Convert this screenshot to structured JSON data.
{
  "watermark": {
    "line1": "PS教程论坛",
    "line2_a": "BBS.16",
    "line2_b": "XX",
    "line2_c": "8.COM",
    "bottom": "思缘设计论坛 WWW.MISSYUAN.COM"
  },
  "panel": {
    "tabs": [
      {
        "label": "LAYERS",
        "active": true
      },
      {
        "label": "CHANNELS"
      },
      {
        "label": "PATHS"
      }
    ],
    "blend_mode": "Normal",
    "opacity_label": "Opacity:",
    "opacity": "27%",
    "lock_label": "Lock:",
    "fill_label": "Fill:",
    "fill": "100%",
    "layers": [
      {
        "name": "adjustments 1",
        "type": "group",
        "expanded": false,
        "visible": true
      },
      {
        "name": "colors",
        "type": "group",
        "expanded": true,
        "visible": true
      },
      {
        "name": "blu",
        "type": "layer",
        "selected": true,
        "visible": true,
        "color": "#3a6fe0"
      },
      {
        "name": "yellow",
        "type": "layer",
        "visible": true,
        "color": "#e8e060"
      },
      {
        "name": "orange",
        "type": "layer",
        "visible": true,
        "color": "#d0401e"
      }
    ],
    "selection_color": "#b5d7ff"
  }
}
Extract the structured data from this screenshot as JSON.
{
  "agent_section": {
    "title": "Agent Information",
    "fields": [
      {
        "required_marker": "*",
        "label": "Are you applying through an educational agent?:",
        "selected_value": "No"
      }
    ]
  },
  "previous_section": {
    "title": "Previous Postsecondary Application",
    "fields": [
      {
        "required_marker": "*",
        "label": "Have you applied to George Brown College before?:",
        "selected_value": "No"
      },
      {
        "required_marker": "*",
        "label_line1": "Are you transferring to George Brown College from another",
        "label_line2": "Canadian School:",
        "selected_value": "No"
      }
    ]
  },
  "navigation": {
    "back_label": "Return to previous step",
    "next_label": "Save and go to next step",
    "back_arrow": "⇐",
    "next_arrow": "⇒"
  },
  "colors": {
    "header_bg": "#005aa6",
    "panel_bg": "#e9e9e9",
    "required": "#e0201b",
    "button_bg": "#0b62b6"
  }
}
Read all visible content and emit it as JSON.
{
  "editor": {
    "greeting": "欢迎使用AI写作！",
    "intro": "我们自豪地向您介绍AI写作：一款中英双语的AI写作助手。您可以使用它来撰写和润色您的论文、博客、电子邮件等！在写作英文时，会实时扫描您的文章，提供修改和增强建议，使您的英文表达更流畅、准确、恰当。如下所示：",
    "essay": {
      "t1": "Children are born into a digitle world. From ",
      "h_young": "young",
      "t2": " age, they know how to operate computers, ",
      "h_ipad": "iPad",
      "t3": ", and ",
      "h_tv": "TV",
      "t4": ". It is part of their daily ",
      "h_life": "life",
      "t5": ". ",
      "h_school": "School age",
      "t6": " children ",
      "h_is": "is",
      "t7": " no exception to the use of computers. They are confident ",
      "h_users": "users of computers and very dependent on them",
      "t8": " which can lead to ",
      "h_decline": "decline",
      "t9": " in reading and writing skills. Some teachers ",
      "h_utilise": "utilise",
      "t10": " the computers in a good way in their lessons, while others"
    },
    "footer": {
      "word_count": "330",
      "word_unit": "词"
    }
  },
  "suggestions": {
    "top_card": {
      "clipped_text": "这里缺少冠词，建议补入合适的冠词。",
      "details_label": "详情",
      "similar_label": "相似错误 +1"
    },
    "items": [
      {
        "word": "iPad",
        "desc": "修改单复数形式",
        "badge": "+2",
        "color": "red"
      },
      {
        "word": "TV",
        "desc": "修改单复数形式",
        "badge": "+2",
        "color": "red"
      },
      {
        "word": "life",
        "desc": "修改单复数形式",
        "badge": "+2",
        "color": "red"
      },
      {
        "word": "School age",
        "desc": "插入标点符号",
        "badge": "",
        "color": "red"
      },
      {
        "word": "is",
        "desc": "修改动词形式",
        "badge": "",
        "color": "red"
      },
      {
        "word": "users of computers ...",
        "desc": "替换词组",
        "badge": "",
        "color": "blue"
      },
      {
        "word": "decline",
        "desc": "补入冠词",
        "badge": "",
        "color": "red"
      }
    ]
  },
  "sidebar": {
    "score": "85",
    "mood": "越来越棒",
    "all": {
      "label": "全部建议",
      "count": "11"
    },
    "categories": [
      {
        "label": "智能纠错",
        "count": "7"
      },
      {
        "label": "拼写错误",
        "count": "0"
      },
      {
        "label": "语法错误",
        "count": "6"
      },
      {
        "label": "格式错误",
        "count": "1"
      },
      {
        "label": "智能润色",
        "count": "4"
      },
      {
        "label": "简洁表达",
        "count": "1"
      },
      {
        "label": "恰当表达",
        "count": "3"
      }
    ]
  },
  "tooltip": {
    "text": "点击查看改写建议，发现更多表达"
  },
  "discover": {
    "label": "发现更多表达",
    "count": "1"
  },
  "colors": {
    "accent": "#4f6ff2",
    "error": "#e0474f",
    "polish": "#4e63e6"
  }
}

Task instructions: Gather every line from the entries above where the word "structured" appears, and copy them.

Reply:
Convert this screenshot to structured JSON data.
Extract the structured data from this screenshot as JSON.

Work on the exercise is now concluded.